> Record excerpts:

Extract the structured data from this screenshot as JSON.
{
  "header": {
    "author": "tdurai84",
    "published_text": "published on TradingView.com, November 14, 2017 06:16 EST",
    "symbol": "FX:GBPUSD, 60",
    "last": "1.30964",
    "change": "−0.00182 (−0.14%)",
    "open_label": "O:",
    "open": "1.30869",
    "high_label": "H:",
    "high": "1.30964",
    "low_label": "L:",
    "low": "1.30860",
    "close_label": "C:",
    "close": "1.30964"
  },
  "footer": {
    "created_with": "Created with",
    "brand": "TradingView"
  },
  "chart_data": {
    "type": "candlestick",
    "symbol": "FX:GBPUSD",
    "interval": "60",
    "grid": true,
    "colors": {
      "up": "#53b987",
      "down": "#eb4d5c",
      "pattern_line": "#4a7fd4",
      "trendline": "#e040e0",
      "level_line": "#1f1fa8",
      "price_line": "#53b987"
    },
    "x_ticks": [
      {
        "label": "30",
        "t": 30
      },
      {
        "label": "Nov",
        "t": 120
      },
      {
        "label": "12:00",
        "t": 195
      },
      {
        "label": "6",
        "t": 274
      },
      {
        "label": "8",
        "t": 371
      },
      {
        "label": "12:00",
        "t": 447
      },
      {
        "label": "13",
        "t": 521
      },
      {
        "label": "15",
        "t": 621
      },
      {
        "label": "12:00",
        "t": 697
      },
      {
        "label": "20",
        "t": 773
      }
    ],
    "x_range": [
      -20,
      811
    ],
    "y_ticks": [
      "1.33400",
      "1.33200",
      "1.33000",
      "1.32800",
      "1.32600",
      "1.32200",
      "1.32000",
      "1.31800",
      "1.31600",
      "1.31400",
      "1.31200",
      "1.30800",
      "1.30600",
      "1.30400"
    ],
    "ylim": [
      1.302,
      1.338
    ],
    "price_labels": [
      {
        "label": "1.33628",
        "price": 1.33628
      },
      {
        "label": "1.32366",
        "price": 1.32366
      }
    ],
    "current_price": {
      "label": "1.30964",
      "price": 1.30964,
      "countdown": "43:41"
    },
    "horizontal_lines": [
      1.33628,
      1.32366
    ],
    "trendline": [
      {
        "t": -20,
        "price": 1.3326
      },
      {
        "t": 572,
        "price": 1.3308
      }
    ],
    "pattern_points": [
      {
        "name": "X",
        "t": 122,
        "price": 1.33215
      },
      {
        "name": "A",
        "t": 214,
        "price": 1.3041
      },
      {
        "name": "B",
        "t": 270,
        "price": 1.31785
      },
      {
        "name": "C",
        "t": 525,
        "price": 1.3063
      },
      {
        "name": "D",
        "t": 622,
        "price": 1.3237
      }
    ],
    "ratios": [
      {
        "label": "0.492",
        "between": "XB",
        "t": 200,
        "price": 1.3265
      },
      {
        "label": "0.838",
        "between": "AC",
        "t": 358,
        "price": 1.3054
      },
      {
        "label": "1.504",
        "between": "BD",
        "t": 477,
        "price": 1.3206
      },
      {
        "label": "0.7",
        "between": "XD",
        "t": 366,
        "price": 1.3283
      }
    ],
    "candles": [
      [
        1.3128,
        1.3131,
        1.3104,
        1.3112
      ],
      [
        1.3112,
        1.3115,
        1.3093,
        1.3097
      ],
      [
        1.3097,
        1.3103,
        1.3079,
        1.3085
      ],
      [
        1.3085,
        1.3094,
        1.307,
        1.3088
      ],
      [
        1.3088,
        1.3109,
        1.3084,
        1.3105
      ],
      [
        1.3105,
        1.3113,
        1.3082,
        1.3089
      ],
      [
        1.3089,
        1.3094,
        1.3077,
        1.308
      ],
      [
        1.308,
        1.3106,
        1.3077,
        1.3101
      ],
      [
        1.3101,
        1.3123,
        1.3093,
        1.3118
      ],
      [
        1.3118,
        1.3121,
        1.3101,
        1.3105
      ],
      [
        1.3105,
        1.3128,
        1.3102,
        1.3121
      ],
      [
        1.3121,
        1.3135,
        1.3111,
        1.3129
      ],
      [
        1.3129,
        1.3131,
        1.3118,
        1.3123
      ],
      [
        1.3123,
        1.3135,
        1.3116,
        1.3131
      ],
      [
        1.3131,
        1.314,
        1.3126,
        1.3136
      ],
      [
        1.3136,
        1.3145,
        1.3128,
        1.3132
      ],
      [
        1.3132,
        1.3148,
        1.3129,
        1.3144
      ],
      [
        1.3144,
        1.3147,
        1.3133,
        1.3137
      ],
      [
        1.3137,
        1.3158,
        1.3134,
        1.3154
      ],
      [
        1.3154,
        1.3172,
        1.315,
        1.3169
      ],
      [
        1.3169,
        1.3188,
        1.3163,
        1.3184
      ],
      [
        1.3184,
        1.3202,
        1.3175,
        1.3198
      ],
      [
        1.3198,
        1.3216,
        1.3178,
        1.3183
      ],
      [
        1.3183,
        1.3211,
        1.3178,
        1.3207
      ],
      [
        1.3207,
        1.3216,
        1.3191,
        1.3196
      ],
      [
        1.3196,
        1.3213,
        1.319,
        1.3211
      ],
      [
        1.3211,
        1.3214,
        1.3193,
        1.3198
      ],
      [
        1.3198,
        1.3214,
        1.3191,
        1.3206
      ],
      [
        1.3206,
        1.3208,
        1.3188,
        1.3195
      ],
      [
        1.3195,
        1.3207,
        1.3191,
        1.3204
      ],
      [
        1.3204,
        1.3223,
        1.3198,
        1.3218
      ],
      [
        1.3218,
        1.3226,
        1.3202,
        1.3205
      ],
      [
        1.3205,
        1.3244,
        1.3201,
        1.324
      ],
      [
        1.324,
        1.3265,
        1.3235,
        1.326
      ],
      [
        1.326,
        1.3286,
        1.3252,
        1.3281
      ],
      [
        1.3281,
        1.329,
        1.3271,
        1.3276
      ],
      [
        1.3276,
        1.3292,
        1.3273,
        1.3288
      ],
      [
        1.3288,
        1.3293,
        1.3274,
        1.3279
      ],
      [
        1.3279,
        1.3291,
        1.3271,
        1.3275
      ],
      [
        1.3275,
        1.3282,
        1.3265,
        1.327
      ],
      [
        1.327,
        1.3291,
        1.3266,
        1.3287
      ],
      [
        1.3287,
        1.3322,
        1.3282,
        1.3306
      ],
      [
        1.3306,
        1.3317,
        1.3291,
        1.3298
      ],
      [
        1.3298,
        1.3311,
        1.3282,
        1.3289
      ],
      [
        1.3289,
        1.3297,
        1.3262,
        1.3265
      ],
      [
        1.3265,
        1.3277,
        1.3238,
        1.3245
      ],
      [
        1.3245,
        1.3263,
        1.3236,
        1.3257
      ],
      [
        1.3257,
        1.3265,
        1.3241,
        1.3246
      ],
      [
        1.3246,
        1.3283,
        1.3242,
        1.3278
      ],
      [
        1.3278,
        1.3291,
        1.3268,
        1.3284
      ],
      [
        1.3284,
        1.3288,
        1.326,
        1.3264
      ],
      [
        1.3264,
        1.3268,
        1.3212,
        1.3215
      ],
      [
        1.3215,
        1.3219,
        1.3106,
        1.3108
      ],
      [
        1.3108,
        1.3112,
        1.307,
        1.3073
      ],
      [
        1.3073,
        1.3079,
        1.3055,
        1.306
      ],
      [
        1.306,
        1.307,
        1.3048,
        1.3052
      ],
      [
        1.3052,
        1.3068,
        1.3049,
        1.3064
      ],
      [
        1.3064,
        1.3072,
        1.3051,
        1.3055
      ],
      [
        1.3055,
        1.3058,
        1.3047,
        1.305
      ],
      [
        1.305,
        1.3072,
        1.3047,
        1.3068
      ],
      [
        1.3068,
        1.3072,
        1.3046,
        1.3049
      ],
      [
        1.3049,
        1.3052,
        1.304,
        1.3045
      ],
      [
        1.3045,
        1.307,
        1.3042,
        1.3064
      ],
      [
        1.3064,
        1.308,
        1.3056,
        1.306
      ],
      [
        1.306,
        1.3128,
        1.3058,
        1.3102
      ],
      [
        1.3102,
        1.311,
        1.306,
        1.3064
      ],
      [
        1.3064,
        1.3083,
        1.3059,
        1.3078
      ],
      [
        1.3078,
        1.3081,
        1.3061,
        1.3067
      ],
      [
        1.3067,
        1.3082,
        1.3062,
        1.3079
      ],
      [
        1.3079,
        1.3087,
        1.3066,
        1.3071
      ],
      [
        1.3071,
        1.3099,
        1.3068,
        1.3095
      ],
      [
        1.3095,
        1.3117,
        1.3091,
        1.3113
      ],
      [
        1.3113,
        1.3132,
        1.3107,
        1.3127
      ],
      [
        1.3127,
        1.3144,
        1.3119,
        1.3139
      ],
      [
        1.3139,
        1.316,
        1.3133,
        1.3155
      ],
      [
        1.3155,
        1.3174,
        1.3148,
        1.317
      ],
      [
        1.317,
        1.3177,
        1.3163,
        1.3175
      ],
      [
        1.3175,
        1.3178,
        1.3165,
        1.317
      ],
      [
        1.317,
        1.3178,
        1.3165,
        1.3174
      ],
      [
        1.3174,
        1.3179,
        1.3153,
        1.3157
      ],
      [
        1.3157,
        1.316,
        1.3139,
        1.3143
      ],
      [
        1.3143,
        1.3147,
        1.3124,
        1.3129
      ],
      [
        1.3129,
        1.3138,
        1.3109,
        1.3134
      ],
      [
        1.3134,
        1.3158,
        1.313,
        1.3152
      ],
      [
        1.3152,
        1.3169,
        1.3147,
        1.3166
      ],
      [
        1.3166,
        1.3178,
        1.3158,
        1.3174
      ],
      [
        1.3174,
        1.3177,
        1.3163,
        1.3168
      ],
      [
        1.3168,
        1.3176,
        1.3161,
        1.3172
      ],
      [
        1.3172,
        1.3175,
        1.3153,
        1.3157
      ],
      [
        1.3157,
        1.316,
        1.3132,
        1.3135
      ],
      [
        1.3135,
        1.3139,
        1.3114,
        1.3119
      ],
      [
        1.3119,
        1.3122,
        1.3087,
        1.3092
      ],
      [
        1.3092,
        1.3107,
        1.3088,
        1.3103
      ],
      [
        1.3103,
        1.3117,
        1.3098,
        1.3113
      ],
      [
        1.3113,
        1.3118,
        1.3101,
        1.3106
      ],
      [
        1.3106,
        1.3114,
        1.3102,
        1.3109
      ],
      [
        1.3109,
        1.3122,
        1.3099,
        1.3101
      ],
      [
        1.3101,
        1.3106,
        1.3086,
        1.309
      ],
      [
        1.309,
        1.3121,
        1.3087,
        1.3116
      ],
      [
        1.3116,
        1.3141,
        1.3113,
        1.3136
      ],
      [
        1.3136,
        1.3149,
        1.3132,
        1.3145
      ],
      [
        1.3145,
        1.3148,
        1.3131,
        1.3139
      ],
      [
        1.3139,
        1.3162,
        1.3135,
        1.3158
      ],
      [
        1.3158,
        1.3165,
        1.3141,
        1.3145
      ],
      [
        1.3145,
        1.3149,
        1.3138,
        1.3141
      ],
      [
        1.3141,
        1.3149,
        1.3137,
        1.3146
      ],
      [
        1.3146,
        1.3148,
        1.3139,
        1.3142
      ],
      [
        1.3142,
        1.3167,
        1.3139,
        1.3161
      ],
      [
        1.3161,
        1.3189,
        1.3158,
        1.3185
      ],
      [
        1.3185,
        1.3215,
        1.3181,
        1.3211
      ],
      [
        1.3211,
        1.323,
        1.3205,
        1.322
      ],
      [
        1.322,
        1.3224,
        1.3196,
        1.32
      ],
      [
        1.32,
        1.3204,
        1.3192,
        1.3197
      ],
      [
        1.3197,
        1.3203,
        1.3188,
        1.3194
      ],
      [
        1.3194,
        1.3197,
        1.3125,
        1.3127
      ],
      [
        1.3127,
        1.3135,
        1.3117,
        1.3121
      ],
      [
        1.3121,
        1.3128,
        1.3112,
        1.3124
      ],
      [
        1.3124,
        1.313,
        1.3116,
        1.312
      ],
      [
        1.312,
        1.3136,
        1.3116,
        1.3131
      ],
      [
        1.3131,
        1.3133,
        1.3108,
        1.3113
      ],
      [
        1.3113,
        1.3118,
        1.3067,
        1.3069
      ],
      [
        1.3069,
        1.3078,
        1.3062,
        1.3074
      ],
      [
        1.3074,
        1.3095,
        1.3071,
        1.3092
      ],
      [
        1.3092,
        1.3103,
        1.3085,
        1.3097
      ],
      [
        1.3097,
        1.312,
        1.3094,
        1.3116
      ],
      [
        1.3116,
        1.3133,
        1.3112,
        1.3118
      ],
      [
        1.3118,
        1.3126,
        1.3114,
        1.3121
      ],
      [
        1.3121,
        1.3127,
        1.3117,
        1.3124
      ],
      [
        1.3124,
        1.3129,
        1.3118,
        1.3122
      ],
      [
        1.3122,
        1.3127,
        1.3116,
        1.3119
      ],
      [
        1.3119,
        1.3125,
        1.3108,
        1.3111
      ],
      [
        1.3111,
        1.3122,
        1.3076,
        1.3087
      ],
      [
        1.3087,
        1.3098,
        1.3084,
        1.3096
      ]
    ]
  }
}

> Prompt: Only the number is wanted: how many lines of the data contain the word "TradingView"?

> Result for this exercise: 2